> _EXERCISE PROMPT_
In the entries below, find the lines that contain the word "Gene" and copy them.

> _DATA ENTRIES_
--- begin ---
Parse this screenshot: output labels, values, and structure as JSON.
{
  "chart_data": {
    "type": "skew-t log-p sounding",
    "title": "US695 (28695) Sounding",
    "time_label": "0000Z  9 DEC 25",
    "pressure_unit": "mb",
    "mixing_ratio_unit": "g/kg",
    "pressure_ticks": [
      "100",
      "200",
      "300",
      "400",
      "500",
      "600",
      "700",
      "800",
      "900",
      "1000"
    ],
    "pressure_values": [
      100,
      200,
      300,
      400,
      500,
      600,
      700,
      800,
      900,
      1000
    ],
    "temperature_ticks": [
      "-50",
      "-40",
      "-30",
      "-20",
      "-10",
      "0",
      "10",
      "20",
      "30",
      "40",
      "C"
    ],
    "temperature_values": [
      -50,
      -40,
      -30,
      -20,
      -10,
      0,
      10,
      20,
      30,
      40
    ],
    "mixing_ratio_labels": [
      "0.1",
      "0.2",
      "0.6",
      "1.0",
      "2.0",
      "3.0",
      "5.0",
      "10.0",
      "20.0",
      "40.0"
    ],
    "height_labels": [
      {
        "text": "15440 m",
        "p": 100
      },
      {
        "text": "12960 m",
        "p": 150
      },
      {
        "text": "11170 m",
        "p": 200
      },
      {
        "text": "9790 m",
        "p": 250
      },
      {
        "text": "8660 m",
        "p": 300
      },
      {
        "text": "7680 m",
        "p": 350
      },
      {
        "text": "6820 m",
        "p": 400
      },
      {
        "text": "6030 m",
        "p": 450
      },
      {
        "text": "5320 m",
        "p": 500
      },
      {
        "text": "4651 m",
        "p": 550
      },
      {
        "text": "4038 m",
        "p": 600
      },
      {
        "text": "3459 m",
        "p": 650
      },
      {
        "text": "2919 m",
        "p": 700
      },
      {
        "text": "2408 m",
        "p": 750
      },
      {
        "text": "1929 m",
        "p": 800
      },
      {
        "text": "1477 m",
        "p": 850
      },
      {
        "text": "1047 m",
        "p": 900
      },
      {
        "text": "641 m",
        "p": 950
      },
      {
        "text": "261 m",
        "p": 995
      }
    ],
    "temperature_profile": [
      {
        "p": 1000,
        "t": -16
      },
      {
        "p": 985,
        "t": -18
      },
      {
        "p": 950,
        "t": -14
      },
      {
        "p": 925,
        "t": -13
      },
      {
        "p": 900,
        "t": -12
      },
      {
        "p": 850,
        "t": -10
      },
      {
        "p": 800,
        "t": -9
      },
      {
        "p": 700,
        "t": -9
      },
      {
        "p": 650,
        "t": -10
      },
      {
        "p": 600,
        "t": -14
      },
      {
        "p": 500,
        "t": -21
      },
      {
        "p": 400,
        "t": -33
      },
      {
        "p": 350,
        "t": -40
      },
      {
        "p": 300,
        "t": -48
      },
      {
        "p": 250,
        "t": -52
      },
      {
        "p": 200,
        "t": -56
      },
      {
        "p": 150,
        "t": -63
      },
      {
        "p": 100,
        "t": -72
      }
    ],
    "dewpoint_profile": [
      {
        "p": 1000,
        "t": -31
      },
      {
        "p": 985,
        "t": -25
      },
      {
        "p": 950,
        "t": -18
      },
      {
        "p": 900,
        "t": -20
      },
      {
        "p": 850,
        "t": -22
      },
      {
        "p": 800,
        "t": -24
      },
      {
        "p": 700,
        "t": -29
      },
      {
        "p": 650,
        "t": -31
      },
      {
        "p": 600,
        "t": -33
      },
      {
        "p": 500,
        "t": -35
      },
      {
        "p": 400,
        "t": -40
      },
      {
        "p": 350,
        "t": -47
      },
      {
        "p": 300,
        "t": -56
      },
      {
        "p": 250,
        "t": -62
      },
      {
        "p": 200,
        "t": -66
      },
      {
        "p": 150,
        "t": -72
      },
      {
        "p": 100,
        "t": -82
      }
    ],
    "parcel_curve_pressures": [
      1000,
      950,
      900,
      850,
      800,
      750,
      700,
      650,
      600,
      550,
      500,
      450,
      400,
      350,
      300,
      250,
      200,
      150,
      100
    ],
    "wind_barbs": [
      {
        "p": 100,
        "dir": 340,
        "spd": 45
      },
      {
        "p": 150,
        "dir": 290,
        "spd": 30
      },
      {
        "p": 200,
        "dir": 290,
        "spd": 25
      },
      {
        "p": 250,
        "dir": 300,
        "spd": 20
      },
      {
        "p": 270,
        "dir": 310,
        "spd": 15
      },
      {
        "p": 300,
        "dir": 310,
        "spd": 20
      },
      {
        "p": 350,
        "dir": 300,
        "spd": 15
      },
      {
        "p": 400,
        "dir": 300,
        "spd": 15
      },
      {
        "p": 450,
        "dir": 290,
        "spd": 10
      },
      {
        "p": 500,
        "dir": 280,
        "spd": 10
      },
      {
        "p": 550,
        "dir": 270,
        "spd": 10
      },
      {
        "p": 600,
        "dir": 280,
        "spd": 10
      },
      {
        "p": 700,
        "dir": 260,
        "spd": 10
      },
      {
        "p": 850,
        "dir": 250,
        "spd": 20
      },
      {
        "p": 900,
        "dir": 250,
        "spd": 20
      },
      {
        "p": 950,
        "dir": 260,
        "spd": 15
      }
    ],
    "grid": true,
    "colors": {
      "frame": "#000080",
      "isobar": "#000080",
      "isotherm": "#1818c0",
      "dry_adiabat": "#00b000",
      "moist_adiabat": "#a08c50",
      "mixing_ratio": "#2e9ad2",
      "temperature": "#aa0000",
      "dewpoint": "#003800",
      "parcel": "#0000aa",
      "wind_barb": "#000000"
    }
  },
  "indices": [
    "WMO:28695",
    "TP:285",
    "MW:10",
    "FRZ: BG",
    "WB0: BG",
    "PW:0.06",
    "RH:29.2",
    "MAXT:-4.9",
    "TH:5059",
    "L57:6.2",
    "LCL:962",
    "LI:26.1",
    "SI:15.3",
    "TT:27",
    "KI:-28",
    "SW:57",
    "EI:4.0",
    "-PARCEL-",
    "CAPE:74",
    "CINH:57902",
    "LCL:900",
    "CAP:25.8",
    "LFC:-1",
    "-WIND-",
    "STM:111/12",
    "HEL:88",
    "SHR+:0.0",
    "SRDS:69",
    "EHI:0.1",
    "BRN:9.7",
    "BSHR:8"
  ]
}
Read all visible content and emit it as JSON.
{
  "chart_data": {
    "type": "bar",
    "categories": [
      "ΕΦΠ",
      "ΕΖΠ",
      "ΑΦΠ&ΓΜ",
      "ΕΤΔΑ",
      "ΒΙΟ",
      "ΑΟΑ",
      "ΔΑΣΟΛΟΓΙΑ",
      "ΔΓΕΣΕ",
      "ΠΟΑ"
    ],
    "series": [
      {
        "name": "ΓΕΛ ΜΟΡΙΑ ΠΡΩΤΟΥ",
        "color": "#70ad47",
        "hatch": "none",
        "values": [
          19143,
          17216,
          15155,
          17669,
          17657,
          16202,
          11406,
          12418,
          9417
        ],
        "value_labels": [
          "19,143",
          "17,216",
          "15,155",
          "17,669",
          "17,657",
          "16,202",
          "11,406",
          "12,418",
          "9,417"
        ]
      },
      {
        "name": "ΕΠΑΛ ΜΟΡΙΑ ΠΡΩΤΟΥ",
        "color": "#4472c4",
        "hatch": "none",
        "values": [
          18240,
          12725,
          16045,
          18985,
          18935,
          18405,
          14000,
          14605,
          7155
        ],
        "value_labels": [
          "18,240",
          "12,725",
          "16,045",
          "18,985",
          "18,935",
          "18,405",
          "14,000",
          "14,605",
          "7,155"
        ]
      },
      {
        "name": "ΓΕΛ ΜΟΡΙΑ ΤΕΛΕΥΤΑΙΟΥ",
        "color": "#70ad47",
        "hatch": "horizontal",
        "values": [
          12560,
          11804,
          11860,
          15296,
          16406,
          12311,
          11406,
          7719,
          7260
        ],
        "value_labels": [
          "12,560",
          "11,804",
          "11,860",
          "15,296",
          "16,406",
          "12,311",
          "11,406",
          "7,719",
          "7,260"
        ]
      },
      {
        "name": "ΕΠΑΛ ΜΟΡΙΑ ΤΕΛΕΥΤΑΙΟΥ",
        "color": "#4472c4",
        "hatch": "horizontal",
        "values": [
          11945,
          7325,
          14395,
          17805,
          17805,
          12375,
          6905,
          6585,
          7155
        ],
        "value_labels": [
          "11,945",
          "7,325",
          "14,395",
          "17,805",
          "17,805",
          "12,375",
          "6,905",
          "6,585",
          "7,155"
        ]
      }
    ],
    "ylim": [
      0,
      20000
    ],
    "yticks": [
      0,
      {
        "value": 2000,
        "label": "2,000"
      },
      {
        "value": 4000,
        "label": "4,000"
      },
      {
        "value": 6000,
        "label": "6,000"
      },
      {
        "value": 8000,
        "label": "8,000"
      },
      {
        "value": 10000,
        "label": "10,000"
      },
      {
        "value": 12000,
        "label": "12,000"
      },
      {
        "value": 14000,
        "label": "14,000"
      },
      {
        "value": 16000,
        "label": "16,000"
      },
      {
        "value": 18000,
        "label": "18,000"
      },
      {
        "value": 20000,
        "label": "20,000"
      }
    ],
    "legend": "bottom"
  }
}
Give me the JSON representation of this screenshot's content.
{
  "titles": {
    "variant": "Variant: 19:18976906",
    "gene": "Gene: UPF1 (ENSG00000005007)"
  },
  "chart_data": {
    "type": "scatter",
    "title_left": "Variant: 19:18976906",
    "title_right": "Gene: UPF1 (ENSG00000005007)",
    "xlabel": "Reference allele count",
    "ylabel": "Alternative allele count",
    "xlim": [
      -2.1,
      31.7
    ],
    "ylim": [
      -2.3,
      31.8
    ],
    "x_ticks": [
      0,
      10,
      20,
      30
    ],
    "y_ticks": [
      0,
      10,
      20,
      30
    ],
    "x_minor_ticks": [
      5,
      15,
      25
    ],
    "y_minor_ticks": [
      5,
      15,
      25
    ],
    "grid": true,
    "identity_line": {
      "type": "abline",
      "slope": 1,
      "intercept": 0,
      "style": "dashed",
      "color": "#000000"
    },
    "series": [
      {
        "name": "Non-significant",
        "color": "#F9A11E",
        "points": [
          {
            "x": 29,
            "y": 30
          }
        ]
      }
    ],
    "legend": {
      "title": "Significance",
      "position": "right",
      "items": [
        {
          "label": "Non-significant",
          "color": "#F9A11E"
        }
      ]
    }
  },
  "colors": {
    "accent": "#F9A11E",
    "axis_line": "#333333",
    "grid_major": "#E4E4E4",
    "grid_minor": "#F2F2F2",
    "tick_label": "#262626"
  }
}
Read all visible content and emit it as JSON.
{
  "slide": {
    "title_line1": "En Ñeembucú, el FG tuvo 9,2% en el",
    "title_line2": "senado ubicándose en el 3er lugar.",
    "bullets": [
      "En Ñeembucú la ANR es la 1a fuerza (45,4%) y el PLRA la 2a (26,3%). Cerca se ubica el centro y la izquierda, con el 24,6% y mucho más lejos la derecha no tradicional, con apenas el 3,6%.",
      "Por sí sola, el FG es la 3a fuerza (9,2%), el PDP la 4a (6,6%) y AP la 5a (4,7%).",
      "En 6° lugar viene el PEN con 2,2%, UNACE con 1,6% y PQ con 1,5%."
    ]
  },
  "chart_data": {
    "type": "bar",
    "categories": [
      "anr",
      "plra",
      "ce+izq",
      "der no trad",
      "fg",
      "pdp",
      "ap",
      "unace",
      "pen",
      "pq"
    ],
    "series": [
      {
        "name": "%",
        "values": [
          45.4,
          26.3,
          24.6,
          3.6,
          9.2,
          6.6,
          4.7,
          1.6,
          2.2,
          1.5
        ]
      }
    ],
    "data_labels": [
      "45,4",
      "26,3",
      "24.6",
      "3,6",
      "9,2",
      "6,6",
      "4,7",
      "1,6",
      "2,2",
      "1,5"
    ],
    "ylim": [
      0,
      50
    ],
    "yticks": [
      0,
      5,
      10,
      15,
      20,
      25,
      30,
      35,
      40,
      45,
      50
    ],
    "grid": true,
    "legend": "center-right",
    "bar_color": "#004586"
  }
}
--- end ---
> _ANSWER_
    "gene": "Gene: UPF1 (ENSG00000005007)"
    "title_right": "Gene: UPF1 (ENSG00000005007)",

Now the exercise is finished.